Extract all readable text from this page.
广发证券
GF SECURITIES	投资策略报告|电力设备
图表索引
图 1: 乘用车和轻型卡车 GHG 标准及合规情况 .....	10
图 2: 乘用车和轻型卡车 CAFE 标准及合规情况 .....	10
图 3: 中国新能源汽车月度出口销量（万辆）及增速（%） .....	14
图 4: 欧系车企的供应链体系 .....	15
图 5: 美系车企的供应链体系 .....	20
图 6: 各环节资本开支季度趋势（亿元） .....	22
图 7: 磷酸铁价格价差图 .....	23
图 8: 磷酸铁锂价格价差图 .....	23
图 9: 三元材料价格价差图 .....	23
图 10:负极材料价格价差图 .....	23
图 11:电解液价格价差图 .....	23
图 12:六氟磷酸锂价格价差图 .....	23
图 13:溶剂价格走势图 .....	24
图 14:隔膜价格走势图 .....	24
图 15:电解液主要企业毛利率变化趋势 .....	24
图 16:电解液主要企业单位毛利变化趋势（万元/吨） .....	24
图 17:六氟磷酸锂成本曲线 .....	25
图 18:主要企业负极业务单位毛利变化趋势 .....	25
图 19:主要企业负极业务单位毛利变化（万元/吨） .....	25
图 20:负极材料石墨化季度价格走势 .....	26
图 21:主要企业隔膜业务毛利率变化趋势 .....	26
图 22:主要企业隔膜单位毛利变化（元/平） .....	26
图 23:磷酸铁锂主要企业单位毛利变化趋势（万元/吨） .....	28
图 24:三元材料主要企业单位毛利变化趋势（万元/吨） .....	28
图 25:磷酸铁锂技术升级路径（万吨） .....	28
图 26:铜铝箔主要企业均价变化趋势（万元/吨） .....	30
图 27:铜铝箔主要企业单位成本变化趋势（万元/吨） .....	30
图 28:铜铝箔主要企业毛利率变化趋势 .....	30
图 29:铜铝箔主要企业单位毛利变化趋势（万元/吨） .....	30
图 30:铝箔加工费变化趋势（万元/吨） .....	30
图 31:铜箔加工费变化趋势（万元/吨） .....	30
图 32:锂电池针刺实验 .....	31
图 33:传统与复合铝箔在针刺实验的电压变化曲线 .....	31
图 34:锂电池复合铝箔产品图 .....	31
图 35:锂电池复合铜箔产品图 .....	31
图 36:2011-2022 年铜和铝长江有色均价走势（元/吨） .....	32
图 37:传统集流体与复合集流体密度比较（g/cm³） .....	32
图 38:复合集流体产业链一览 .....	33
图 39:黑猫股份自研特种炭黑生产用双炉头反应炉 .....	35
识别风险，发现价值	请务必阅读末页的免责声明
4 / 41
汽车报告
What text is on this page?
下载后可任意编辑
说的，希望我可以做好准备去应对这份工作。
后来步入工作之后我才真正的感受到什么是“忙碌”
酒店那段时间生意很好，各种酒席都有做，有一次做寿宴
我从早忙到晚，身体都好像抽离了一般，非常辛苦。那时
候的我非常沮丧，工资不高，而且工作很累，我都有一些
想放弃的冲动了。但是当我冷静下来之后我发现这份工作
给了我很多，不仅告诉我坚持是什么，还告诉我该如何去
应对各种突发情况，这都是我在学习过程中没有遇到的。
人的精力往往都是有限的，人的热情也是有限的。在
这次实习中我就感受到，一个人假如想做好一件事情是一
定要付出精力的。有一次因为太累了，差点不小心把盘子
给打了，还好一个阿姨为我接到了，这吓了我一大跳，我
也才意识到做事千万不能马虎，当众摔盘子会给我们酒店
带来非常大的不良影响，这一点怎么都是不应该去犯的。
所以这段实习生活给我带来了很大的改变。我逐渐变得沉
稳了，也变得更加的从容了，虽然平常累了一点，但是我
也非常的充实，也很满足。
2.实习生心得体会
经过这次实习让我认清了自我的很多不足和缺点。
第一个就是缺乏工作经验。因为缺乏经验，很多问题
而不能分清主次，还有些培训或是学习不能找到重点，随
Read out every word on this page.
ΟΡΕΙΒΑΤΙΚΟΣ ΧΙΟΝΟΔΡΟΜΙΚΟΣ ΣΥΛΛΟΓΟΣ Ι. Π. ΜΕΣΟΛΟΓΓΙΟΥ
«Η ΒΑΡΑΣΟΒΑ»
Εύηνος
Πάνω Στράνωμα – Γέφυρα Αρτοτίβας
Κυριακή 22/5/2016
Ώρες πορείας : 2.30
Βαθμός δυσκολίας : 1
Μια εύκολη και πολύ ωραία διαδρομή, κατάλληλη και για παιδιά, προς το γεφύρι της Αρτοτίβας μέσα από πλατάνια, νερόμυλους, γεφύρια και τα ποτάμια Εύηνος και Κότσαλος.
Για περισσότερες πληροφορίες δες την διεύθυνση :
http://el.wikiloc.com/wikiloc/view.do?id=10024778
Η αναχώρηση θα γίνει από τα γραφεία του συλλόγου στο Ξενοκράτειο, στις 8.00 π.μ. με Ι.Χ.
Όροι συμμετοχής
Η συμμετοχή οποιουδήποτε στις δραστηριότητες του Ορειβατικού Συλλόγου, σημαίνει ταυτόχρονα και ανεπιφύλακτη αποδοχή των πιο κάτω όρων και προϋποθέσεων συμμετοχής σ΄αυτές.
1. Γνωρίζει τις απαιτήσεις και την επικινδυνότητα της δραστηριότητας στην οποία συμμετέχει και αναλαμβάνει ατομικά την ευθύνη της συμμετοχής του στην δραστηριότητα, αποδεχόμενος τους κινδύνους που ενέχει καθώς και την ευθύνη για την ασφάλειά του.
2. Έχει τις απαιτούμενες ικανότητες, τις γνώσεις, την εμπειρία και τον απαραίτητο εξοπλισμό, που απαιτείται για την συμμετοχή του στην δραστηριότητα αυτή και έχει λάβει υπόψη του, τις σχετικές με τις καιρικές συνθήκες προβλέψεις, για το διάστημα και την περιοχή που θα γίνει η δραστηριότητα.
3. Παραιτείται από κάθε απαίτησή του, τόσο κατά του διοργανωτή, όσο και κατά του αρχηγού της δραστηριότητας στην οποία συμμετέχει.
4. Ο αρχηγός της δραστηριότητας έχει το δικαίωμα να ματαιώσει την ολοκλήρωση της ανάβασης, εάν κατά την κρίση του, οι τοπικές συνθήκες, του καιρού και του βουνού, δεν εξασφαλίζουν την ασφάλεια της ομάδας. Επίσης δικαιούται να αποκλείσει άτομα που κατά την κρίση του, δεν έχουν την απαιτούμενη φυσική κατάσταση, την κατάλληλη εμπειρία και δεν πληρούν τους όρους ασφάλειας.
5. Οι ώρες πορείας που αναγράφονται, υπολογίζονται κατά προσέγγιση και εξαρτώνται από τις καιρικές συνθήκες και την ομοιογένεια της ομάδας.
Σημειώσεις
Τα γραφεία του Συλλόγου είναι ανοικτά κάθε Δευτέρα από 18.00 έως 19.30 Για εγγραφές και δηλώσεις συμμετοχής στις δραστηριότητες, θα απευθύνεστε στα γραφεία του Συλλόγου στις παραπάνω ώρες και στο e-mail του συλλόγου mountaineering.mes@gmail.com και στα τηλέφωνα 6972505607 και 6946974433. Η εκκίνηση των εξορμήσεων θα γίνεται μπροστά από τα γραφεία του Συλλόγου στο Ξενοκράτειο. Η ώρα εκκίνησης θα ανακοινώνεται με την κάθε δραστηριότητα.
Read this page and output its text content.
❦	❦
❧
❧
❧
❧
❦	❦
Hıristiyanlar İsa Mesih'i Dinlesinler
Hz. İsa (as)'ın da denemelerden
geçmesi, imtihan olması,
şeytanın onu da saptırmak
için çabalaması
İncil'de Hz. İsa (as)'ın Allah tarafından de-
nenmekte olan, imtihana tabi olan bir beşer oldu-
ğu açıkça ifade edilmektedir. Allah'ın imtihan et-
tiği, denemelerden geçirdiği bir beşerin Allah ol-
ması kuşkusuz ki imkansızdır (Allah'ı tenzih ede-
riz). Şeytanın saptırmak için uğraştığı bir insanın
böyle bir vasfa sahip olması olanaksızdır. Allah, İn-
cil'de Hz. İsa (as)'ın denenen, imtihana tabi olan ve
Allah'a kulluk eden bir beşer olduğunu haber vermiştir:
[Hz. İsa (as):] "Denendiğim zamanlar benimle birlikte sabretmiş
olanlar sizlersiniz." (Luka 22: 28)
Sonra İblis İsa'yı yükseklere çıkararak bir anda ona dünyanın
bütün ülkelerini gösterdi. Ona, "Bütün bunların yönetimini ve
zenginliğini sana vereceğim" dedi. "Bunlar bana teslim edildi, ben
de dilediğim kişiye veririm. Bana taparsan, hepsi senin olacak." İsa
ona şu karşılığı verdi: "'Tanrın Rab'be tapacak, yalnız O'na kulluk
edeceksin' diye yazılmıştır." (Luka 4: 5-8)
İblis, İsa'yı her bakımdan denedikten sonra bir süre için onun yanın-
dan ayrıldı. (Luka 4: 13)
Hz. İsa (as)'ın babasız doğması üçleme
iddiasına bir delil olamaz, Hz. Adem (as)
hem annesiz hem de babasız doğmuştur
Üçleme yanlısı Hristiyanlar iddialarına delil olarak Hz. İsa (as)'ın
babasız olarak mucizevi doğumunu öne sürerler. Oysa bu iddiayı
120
============================================================
_WORK TO COMPLETE_
Find every line of the data that holds the string "συμμετοχής", then say how many there are and nothing else.

_SOLUTION_
4